AIM OF THE TASK: Output all of the data below exactly as given.

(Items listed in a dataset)

+++

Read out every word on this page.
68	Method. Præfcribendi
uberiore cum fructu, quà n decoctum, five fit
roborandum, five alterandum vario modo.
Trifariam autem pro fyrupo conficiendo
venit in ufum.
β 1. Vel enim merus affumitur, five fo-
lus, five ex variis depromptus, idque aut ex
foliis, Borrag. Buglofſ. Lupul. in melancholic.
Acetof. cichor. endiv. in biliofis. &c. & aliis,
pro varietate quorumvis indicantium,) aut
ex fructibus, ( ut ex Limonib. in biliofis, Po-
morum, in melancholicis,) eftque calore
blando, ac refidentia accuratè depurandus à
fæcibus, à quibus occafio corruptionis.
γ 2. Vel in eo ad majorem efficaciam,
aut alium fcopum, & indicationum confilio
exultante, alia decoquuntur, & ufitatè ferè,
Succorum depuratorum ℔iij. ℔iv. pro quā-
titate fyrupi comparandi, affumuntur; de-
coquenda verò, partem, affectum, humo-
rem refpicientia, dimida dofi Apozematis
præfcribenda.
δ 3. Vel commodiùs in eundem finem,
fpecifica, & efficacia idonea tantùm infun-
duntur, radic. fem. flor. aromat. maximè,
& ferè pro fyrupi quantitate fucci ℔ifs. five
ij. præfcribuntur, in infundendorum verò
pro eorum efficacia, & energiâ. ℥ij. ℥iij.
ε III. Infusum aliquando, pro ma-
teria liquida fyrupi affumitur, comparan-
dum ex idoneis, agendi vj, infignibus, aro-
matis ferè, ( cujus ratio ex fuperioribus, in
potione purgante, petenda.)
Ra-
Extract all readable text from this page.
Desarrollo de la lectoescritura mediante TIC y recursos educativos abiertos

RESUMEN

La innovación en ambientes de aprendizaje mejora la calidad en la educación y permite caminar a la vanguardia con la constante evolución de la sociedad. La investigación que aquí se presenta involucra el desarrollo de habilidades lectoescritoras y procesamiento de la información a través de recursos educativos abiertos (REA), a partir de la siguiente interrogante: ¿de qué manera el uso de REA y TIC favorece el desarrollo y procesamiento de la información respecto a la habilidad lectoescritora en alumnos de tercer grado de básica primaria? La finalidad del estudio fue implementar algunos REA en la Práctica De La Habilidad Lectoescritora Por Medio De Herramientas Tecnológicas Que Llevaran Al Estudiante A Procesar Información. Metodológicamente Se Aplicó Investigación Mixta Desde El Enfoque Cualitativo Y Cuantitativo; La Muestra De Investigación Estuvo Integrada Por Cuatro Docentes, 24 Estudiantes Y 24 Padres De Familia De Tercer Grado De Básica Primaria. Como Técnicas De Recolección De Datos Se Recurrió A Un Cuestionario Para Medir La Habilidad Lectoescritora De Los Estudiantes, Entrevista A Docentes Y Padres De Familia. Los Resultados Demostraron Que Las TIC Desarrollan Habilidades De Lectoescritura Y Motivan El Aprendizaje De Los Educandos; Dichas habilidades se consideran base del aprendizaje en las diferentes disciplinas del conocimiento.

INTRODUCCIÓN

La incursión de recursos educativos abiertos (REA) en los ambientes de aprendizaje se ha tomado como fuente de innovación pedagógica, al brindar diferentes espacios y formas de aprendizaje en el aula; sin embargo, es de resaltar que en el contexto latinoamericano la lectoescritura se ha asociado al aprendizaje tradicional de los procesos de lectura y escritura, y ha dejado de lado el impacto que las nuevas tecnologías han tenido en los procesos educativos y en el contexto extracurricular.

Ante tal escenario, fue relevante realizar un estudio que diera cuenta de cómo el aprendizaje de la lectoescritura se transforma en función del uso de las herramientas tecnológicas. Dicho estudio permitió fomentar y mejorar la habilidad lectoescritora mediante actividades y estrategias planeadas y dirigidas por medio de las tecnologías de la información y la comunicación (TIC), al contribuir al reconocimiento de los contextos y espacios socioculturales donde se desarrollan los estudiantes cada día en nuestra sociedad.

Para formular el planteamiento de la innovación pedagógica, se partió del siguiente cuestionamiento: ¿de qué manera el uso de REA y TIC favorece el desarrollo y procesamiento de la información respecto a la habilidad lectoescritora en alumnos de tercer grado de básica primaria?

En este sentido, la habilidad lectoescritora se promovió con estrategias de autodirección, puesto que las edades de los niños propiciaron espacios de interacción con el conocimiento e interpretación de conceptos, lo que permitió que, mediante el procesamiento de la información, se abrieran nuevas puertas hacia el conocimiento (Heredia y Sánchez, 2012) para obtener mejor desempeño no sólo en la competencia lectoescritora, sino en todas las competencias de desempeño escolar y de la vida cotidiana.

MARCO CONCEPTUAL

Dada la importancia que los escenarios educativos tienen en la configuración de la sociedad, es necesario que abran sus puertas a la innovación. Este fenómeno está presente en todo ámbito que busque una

+++

RESPONSE TO THE EXERCISE:
Read out every word on this page.
68	Method. Præfcribendi
uberiore cum fructu, quà n decoctum, five fit
roborandum, five alterandum vario modo.
Trifariam autem pro fyrupo conficiendo
venit in ufum.
β 1. Vel enim merus affumitur, five fo-
lus, five ex variis depromptus, idque aut ex
foliis, Borrag. Buglofſ. Lupul. in melancholic.
Acetof. cichor. endiv. in biliofis. &c. & aliis,
pro varietate quorumvis indicantium,) aut
ex fructibus, ( ut ex Limonib. in biliofis, Po-
morum, in melancholicis,) eftque calore
blando, ac refidentia accuratè depurandus à
fæcibus, à quibus occafio corruptionis.
γ 2. Vel in eo ad majorem efficaciam,
aut alium fcopum, & indicationum confilio
exultante, alia decoquuntur, & ufitatè ferè,
Succorum depuratorum ℔iij. ℔iv. pro quā-
titate fyrupi comparandi, affumuntur; de-
coquenda verò, partem, affectum, humo-
rem refpicientia, dimida dofi Apozematis
præfcribenda.
δ 3. Vel commodiùs in eundem finem,
fpecifica, & efficacia idonea tantùm infun-
duntur, radic. fem. flor. aromat. maximè,
& ferè pro fyrupi quantitate fucci ℔ifs. five
ij. præfcribuntur, in infundendorum verò
pro eorum efficacia, & energiâ. ℥ij. ℥iij.
ε III. Infusum aliquando, pro ma-
teria liquida fyrupi affumitur, comparan-
dum ex idoneis, agendi vj, infignibus, aro-
matis ferè, ( cujus ratio ex fuperioribus, in
potione purgante, petenda.)
Ra-
Extract all readable text from this page.
Desarrollo de la lectoescritura mediante TIC y recursos educativos abiertos

RESUMEN

La innovación en ambientes de aprendizaje mejora la calidad en la educación y permite caminar a la vanguardia con la constante evolución de la sociedad. La investigación que aquí se presenta involucra el desarrollo de habilidades lectoescritoras y procesamiento de la información a través de recursos educativos abiertos (REA), a partir de la siguiente interrogante: ¿de qué manera el uso de REA y TIC favorece el desarrollo y procesamiento de la información respecto a la habilidad lectoescritora en alumnos de tercer grado de básica primaria? La finalidad del estudio fue implementar algunos REA en la Práctica De La Habilidad Lectoescritora Por Medio De Herramientas Tecnológicas Que Llevaran Al Estudiante A Procesar Información. Metodológicamente Se Aplicó Investigación Mixta Desde El Enfoque Cualitativo Y Cuantitativo; La Muestra De Investigación Estuvo Integrada Por Cuatro Docentes, 24 Estudiantes Y 24 Padres De Familia De Tercer Grado De Básica Primaria. Como Técnicas De Recolección De Datos Se Recurrió A Un Cuestionario Para Medir La Habilidad Lectoescritora De Los Estudiantes, Entrevista A Docentes Y Padres De Familia. Los Resultados Demostraron Que Las TIC Desarrollan Habilidades De Lectoescritura Y Motivan El Aprendizaje De Los Educandos; Dichas habilidades se consideran base del aprendizaje en las diferentes disciplinas del conocimiento.

INTRODUCCIÓN

La incursión de recursos educativos abiertos (REA) en los ambientes de aprendizaje se ha tomado como fuente de innovación pedagógica, al brindar diferentes espacios y formas de aprendizaje en el aula; sin embargo, es de resaltar que en el contexto latinoamericano la lectoescritura se ha asociado al aprendizaje tradicional de los procesos de lectura y escritura, y ha dejado de lado el impacto que las nuevas tecnologías han tenido en los procesos educativos y en el contexto extracurricular.

Ante tal escenario, fue relevante realizar un estudio que diera cuenta de cómo el aprendizaje de la lectoescritura se transforma en función del uso de las herramientas tecnológicas. Dicho estudio permitió fomentar y mejorar la habilidad lectoescritora mediante actividades y estrategias planeadas y dirigidas por medio de las tecnologías de la información y la comunicación (TIC), al contribuir al reconocimiento de los contextos y espacios socioculturales donde se desarrollan los estudiantes cada día en nuestra sociedad.

Para formular el planteamiento de la innovación pedagógica, se partió del siguiente cuestionamiento: ¿de qué manera el uso de REA y TIC favorece el desarrollo y procesamiento de la información respecto a la habilidad lectoescritora en alumnos de tercer grado de básica primaria?

En este sentido, la habilidad lectoescritora se promovió con estrategias de autodirección, puesto que las edades de los niños propiciaron espacios de interacción con el conocimiento e interpretación de conceptos, lo que permitió que, mediante el procesamiento de la información, se abrieran nuevas puertas hacia el conocimiento (Heredia y Sánchez, 2012) para obtener mejor desempeño no sólo en la competencia lectoescritora, sino en todas las competencias de desempeño escolar y de la vida cotidiana.

MARCO CONCEPTUAL

Dada la importancia que los escenarios educativos tienen en la configuración de la sociedad, es necesario que abran sus puertas a la innovación. Este fenómeno está presente en todo ámbito que busque una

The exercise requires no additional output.